■ **Task instructions**
Copy out the items below word for word, leaving out the pictures.

■ **Items**
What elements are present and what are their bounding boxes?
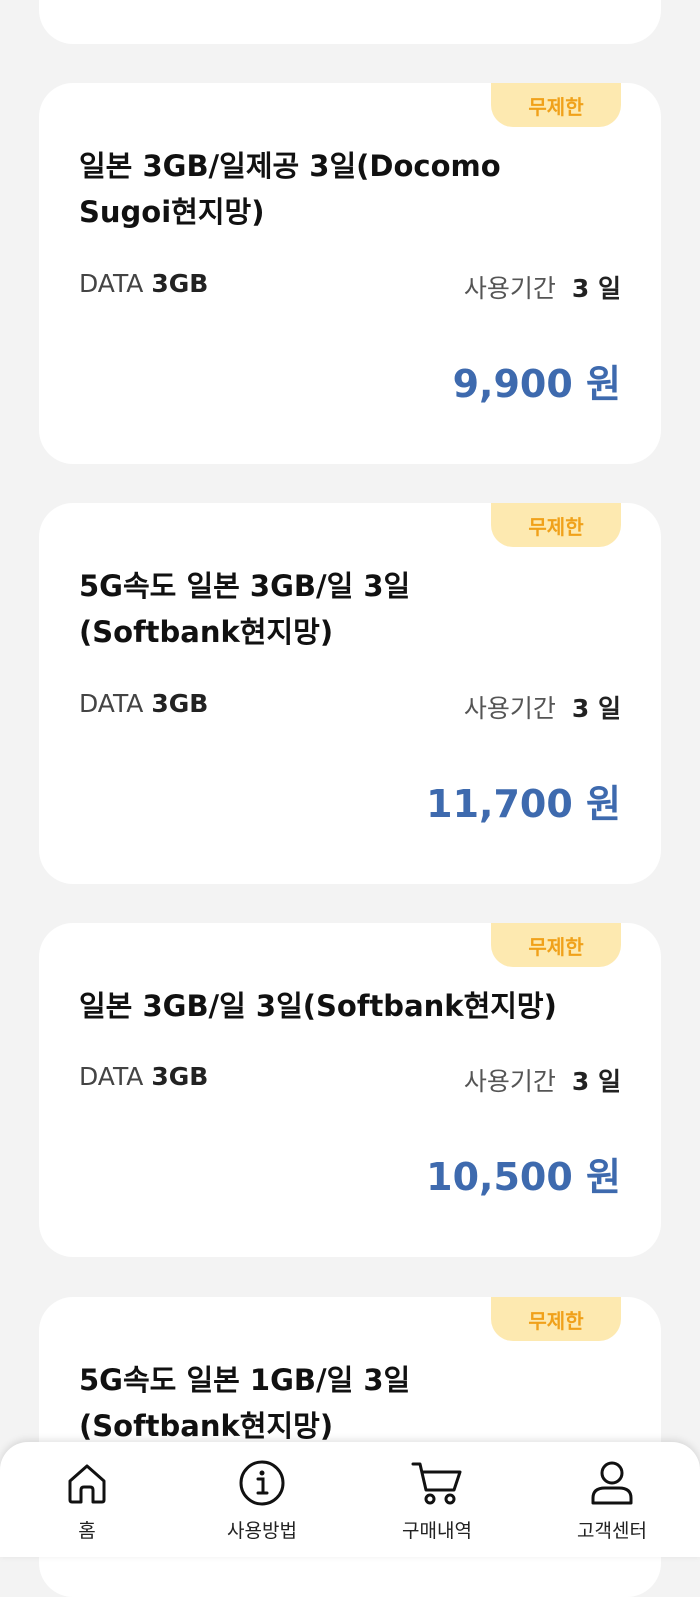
- product-price: 9,900 원: [452, 362, 621, 406]
- nav-label: 사용방법: [227, 1520, 297, 1542]
- product-card[interactable]: 무제한 일본 3GB/일제공 3일(Docomo Sugoi현지망) DATA …: [39, 83, 661, 464]
- data-label: DATA: [79, 689, 144, 718]
- product-price: 10,500 원: [426, 1155, 621, 1199]
- data-amount: DATA 3GB: [79, 689, 208, 718]
- nav-label: 고객센터: [577, 1520, 647, 1542]
- unlimited-badge: 무제한: [491, 923, 621, 967]
- period-label: 사용기간: [463, 694, 556, 723]
- data-amount: DATA 3GB: [79, 1062, 208, 1091]
- data-label: DATA: [79, 1062, 144, 1091]
- product-card-partial[interactable]: [39, 0, 661, 44]
- period-label: 사용기간: [463, 274, 556, 303]
- product-card[interactable]: 무제한 5G속도 일본 3GB/일 3일 (Softbank현지망) DATA …: [39, 503, 661, 884]
- nav-purchase-history[interactable]: 구매내역: [367, 1460, 507, 1543]
- usage-period: 사용기간 3 일: [464, 689, 621, 725]
- cart-icon: [411, 1462, 462, 1505]
- nav-home[interactable]: 홈: [17, 1460, 157, 1543]
- bottom-navigation: 홈 사용방법 구매내역 고객센터: [0, 1442, 700, 1557]
- data-value: 3GB: [151, 689, 209, 718]
- period-value: 3 일: [571, 1067, 621, 1096]
- product-title: 5G속도 일본 3GB/일 3일 (Softbank현지망): [79, 569, 411, 649]
- period-value: 3 일: [571, 274, 621, 303]
- unlimited-badge: 무제한: [491, 83, 621, 127]
- data-value: 3GB: [151, 1062, 209, 1091]
- nav-how-to-use[interactable]: 사용방법: [192, 1460, 332, 1543]
- nav-label: 홈: [78, 1520, 96, 1542]
- product-title: 일본 3GB/일 3일(Softbank현지망): [79, 989, 557, 1023]
- usage-period: 사용기간 3 일: [464, 1062, 621, 1098]
- home-icon: [68, 1464, 106, 1504]
- product-card[interactable]: 무제한 일본 3GB/일 3일(Softbank현지망) DATA 3GB 사용…: [39, 923, 661, 1257]
- period-value: 3 일: [571, 694, 621, 723]
- data-value: 3GB: [151, 269, 209, 298]
- info-icon: [239, 1460, 285, 1506]
- unlimited-badge: 무제한: [491, 503, 621, 547]
- unlimited-badge: 무제한: [491, 1297, 621, 1341]
- usage-period: 사용기간 3 일: [464, 269, 621, 305]
- nav-label: 구매내역: [402, 1520, 472, 1542]
- product-title: 5G속도 일본 1GB/일 3일 (Softbank현지망): [79, 1363, 411, 1443]
- product-title: 일본 3GB/일제공 3일(Docomo Sugoi현지망): [79, 149, 501, 229]
- nav-customer-center[interactable]: 고객센터: [542, 1460, 682, 1543]
- product-price: 11,700 원: [426, 782, 621, 826]
- data-amount: DATA 3GB: [79, 269, 208, 298]
- data-label: DATA: [79, 269, 144, 298]
- user-icon: [591, 1461, 633, 1505]
- period-label: 사용기간: [463, 1067, 556, 1096]
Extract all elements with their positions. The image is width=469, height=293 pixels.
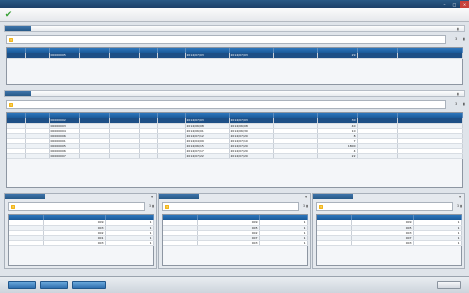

■ **Output for this exercise**
What elements are present and what are their bounding boxes?
- product-price: 9,900 원: [452, 362, 621, 406]
- nav-label: 사용방법: [227, 1520, 297, 1542]
- product-card[interactable]: 무제한 일본 3GB/일제공 3일(Docomo Sugoi현지망) DATA …: [39, 83, 661, 464]
- data-label: DATA: [79, 689, 144, 718]
- product-price: 10,500 원: [426, 1155, 621, 1199]
- data-amount: DATA 3GB: [79, 689, 208, 718]
- nav-label: 고객센터: [577, 1520, 647, 1542]
- unlimited-badge: 무제한: [491, 923, 621, 967]
- period-label: 사용기간: [463, 694, 556, 723]
- data-amount: DATA 3GB: [79, 1062, 208, 1091]
- data-label: DATA: [79, 1062, 144, 1091]
- product-card-partial[interactable]: [39, 0, 661, 44]
- period-label: 사용기간: [463, 274, 556, 303]
- product-card[interactable]: 무제한 5G속도 일본 3GB/일 3일 (Softbank현지망) DATA …: [39, 503, 661, 884]
- nav-purchase-history[interactable]: 구매내역: [367, 1460, 507, 1543]
- usage-period: 사용기간 3 일: [464, 689, 621, 725]
- cart-icon: [411, 1462, 462, 1505]
- nav-home[interactable]: 홈: [17, 1460, 157, 1543]
- bottom-navigation: 홈 사용방법 구매내역 고객센터: [0, 1442, 700, 1557]
- data-value: 3GB: [151, 689, 209, 718]
- period-value: 3 일: [571, 1067, 621, 1096]
- product-title: 5G속도 일본 3GB/일 3일 (Softbank현지망): [79, 569, 411, 649]
- period-value: 3 일: [571, 274, 621, 303]
- unlimited-badge: 무제한: [491, 83, 621, 127]
- data-value: 3GB: [151, 1062, 209, 1091]
- nav-how-to-use[interactable]: 사용방법: [192, 1460, 332, 1543]
- nav-label: 홈: [78, 1520, 96, 1542]
- product-title: 일본 3GB/일 3일(Softbank현지망): [79, 989, 557, 1023]
- usage-period: 사용기간 3 일: [464, 1062, 621, 1098]
- home-icon: [68, 1464, 106, 1504]
- product-card[interactable]: 무제한 일본 3GB/일 3일(Softbank현지망) DATA 3GB 사용…: [39, 923, 661, 1257]
- period-value: 3 일: [571, 694, 621, 723]
- data-value: 3GB: [151, 269, 209, 298]
- info-icon: [239, 1460, 285, 1506]
- unlimited-badge: 무제한: [491, 503, 621, 547]
- unlimited-badge: 무제한: [491, 1297, 621, 1341]
- usage-period: 사용기간 3 일: [464, 269, 621, 305]
- nav-label: 구매내역: [402, 1520, 472, 1542]
- product-title: 5G속도 일본 1GB/일 3일 (Softbank현지망): [79, 1363, 411, 1443]
- product-title: 일본 3GB/일제공 3일(Docomo Sugoi현지망): [79, 149, 501, 229]
- nav-customer-center[interactable]: 고객센터: [542, 1460, 682, 1543]
- product-price: 11,700 원: [426, 782, 621, 826]
- data-amount: DATA 3GB: [79, 269, 208, 298]
- data-label: DATA: [79, 269, 144, 298]
- user-icon: [591, 1461, 633, 1505]
- period-label: 사용기간: [463, 1067, 556, 1096]
Extract all elements with their positions. The image is width=469, height=293 pixels.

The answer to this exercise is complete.